* [Data records]

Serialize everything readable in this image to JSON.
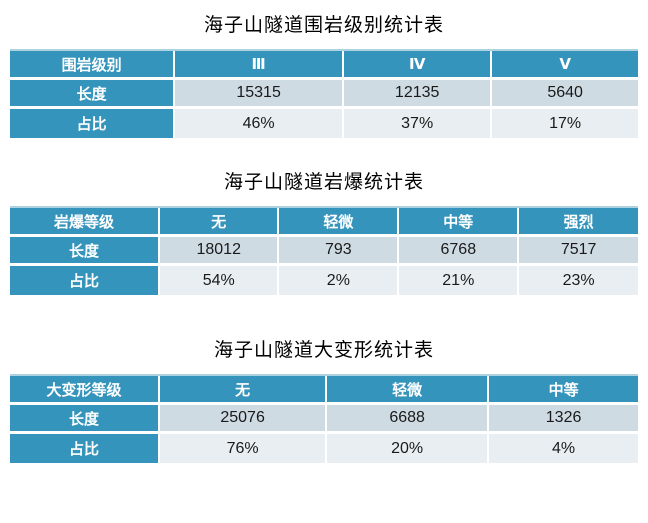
{
  "colors": {
    "header_bg": "#3594BB",
    "accent_light": "#AFD2E0",
    "band_dark": "#CFDBE3",
    "band_light": "#E8EEF2",
    "header_text": "#FFFFFF",
    "body_text": "#1A1A1A",
    "page_bg": "#FFFFFF"
  },
  "tables": [
    {
      "title": "海子山隧道围岩级别统计表",
      "columns": [
        "围岩级别",
        "Ⅲ",
        "Ⅳ",
        "Ⅴ"
      ],
      "rows": [
        {
          "label": "长度",
          "values": [
            "15315",
            "12135",
            "5640"
          ]
        },
        {
          "label": "占比",
          "values": [
            "46%",
            "37%",
            "17%"
          ]
        }
      ]
    },
    {
      "title": "海子山隧道岩爆统计表",
      "columns": [
        "岩爆等级",
        "无",
        "轻微",
        "中等",
        "强烈"
      ],
      "rows": [
        {
          "label": "长度",
          "values": [
            "18012",
            "793",
            "6768",
            "7517"
          ]
        },
        {
          "label": "占比",
          "values": [
            "54%",
            "2%",
            "21%",
            "23%"
          ]
        }
      ]
    },
    {
      "title": "海子山隧道大变形统计表",
      "columns": [
        "大变形等级",
        "无",
        "轻微",
        "中等"
      ],
      "rows": [
        {
          "label": "长度",
          "values": [
            "25076",
            "6688",
            "1326"
          ]
        },
        {
          "label": "占比",
          "values": [
            "76%",
            "20%",
            "4%"
          ]
        }
      ]
    }
  ]
}
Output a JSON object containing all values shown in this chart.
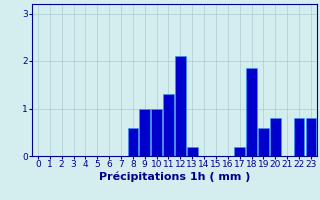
{
  "hours": [
    0,
    1,
    2,
    3,
    4,
    5,
    6,
    7,
    8,
    9,
    10,
    11,
    12,
    13,
    14,
    15,
    16,
    17,
    18,
    19,
    20,
    21,
    22,
    23
  ],
  "values": [
    0,
    0,
    0,
    0,
    0,
    0,
    0,
    0,
    0.6,
    1.0,
    1.0,
    1.3,
    2.1,
    0.2,
    0,
    0,
    0,
    0.2,
    1.85,
    0.6,
    0.8,
    0,
    0.8,
    0.8
  ],
  "bar_color": "#0000cc",
  "bar_edge_color": "#3399ff",
  "background_color": "#d4eef0",
  "grid_color": "#aaccd0",
  "xlabel": "Précipitations 1h ( mm )",
  "ylim": [
    0,
    3.2
  ],
  "yticks": [
    0,
    1,
    2,
    3
  ],
  "xlim": [
    -0.5,
    23.5
  ],
  "tick_color": "#00008b",
  "xlabel_color": "#00008b",
  "xlabel_fontsize": 8,
  "tick_fontsize": 6.5
}
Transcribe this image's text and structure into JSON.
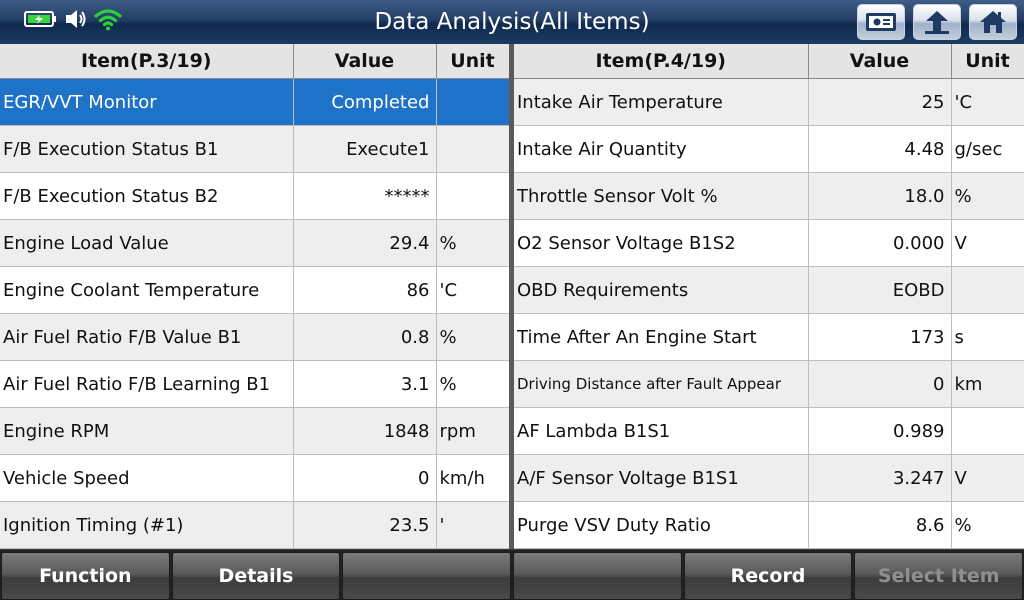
{
  "header": {
    "title": "Data Analysis(All Items)",
    "status_icons": [
      "battery-charging-icon",
      "speaker-icon",
      "wifi-icon"
    ],
    "buttons": [
      "screenshot-icon",
      "back-icon",
      "home-icon"
    ]
  },
  "left_table": {
    "headers": {
      "item": "Item(P.3/19)",
      "value": "Value",
      "unit": "Unit"
    },
    "rows": [
      {
        "item": "EGR/VVT Monitor",
        "value": "Completed",
        "unit": ""
      },
      {
        "item": "F/B Execution Status B1",
        "value": "Execute1",
        "unit": ""
      },
      {
        "item": "F/B Execution Status B2",
        "value": "*****",
        "unit": ""
      },
      {
        "item": "Engine Load Value",
        "value": "29.4",
        "unit": "%"
      },
      {
        "item": "Engine Coolant Temperature",
        "value": "86",
        "unit": "'C"
      },
      {
        "item": "Air Fuel Ratio F/B Value B1",
        "value": "0.8",
        "unit": "%"
      },
      {
        "item": "Air Fuel Ratio F/B Learning B1",
        "value": "3.1",
        "unit": "%"
      },
      {
        "item": "Engine RPM",
        "value": "1848",
        "unit": "rpm"
      },
      {
        "item": "Vehicle Speed",
        "value": "0",
        "unit": "km/h"
      },
      {
        "item": "Ignition Timing (#1)",
        "value": "23.5",
        "unit": "'"
      }
    ]
  },
  "right_table": {
    "headers": {
      "item": "Item(P.4/19)",
      "value": "Value",
      "unit": "Unit"
    },
    "rows": [
      {
        "item": "Intake Air Temperature",
        "value": "25",
        "unit": "'C"
      },
      {
        "item": "Intake Air Quantity",
        "value": "4.48",
        "unit": "g/sec"
      },
      {
        "item": "Throttle Sensor Volt %",
        "value": "18.0",
        "unit": "%"
      },
      {
        "item": "O2 Sensor Voltage B1S2",
        "value": "0.000",
        "unit": "V"
      },
      {
        "item": "OBD Requirements",
        "value": "EOBD",
        "unit": ""
      },
      {
        "item": "Time After An Engine Start",
        "value": "173",
        "unit": "s"
      },
      {
        "item": "Driving Distance after Fault Appear",
        "value": "0",
        "unit": "km"
      },
      {
        "item": "AF Lambda B1S1",
        "value": "0.989",
        "unit": ""
      },
      {
        "item": "A/F Sensor Voltage B1S1",
        "value": "3.247",
        "unit": "V"
      },
      {
        "item": "Purge VSV Duty Ratio",
        "value": "8.6",
        "unit": "%"
      }
    ]
  },
  "bottom_bar": {
    "function": "Function",
    "details": "Details",
    "empty1": "",
    "empty2": "",
    "record": "Record",
    "select_item": "Select Item"
  },
  "colors": {
    "selected_row": "#1e73c8",
    "header_bar": "#1c3a63",
    "wifi": "#2bd13a",
    "battery": "#39d63f"
  }
}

* [Problem requirements] Omitting all images, print the listing exactly.

* [Exercise response]
Serialize everything readable in this image to JSON.
{
  "colors": {
    "header_bg": "#3594BB",
    "accent_light": "#AFD2E0",
    "band_dark": "#CFDBE3",
    "band_light": "#E8EEF2",
    "header_text": "#FFFFFF",
    "body_text": "#1A1A1A",
    "page_bg": "#FFFFFF"
  },
  "tables": [
    {
      "title": "海子山隧道围岩级别统计表",
      "columns": [
        "围岩级别",
        "Ⅲ",
        "Ⅳ",
        "Ⅴ"
      ],
      "rows": [
        {
          "label": "长度",
          "values": [
            "15315",
            "12135",
            "5640"
          ]
        },
        {
          "label": "占比",
          "values": [
            "46%",
            "37%",
            "17%"
          ]
        }
      ]
    },
    {
      "title": "海子山隧道岩爆统计表",
      "columns": [
        "岩爆等级",
        "无",
        "轻微",
        "中等",
        "强烈"
      ],
      "rows": [
        {
          "label": "长度",
          "values": [
            "18012",
            "793",
            "6768",
            "7517"
          ]
        },
        {
          "label": "占比",
          "values": [
            "54%",
            "2%",
            "21%",
            "23%"
          ]
        }
      ]
    },
    {
      "title": "海子山隧道大变形统计表",
      "columns": [
        "大变形等级",
        "无",
        "轻微",
        "中等"
      ],
      "rows": [
        {
          "label": "长度",
          "values": [
            "25076",
            "6688",
            "1326"
          ]
        },
        {
          "label": "占比",
          "values": [
            "76%",
            "20%",
            "4%"
          ]
        }
      ]
    }
  ]
}
Output a JSON object containing all values shown in this chart.
{
  "hours": [
    0,
    1,
    2,
    3,
    4,
    5,
    6,
    7,
    8,
    9,
    10,
    11,
    12,
    13,
    14,
    15,
    16,
    17,
    18,
    19,
    20,
    21,
    22,
    23
  ],
  "values": [
    0,
    0,
    0,
    0,
    0,
    0,
    0,
    0,
    0.6,
    1.0,
    1.0,
    1.3,
    2.1,
    0.2,
    0,
    0,
    0,
    0.2,
    1.85,
    0.6,
    0.8,
    0,
    0.8,
    0.8
  ],
  "bar_color": "#0000cc",
  "bar_edge_color": "#3399ff",
  "background_color": "#d4eef0",
  "grid_color": "#aaccd0",
  "xlabel": "Précipitations 1h ( mm )",
  "ylim": [
    0,
    3.2
  ],
  "yticks": [
    0,
    1,
    2,
    3
  ],
  "xlim": [
    -0.5,
    23.5
  ],
  "tick_color": "#00008b",
  "xlabel_color": "#00008b",
  "xlabel_fontsize": 8,
  "tick_fontsize": 6.5
}
Transcribe this image's text and structure into JSON.
{
  "header": {
    "title": "Data Analysis(All Items)",
    "status_icons": [
      "battery-charging-icon",
      "speaker-icon",
      "wifi-icon"
    ],
    "buttons": [
      "screenshot-icon",
      "back-icon",
      "home-icon"
    ]
  },
  "left_table": {
    "headers": {
      "item": "Item(P.3/19)",
      "value": "Value",
      "unit": "Unit"
    },
    "rows": [
      {
        "item": "EGR/VVT Monitor",
        "value": "Completed",
        "unit": ""
      },
      {
        "item": "F/B Execution Status B1",
        "value": "Execute1",
        "unit": ""
      },
      {
        "item": "F/B Execution Status B2",
        "value": "*****",
        "unit": ""
      },
      {
        "item": "Engine Load Value",
        "value": "29.4",
        "unit": "%"
      },
      {
        "item": "Engine Coolant Temperature",
        "value": "86",
        "unit": "'C"
      },
      {
        "item": "Air Fuel Ratio F/B Value B1",
        "value": "0.8",
        "unit": "%"
      },
      {
        "item": "Air Fuel Ratio F/B Learning B1",
        "value": "3.1",
        "unit": "%"
      },
      {
        "item": "Engine RPM",
        "value": "1848",
        "unit": "rpm"
      },
      {
        "item": "Vehicle Speed",
        "value": "0",
        "unit": "km/h"
      },
      {
        "item": "Ignition Timing (#1)",
        "value": "23.5",
        "unit": "'"
      }
    ]
  },
  "right_table": {
    "headers": {
      "item": "Item(P.4/19)",
      "value": "Value",
      "unit": "Unit"
    },
    "rows": [
      {
        "item": "Intake Air Temperature",
        "value": "25",
        "unit": "'C"
      },
      {
        "item": "Intake Air Quantity",
        "value": "4.48",
        "unit": "g/sec"
      },
      {
        "item": "Throttle Sensor Volt %",
        "value": "18.0",
        "unit": "%"
      },
      {
        "item": "O2 Sensor Voltage B1S2",
        "value": "0.000",
        "unit": "V"
      },
      {
        "item": "OBD Requirements",
        "value": "EOBD",
        "unit": ""
      },
      {
        "item": "Time After An Engine Start",
        "value": "173",
        "unit": "s"
      },
      {
        "item": "Driving Distance after Fault Appear",
        "value": "0",
        "unit": "km"
      },
      {
        "item": "AF Lambda B1S1",
        "value": "0.989",
        "unit": ""
      },
      {
        "item": "A/F Sensor Voltage B1S1",
        "value": "3.247",
        "unit": "V"
      },
      {
        "item": "Purge VSV Duty Ratio",
        "value": "8.6",
        "unit": "%"
      }
    ]
  },
  "bottom_bar": {
    "function": "Function",
    "details": "Details",
    "empty1": "",
    "empty2": "",
    "record": "Record",
    "select_item": "Select Item"
  },
  "colors": {
    "selected_row": "#1e73c8",
    "header_bar": "#1c3a63",
    "wifi": "#2bd13a",
    "battery": "#39d63f"
  }
}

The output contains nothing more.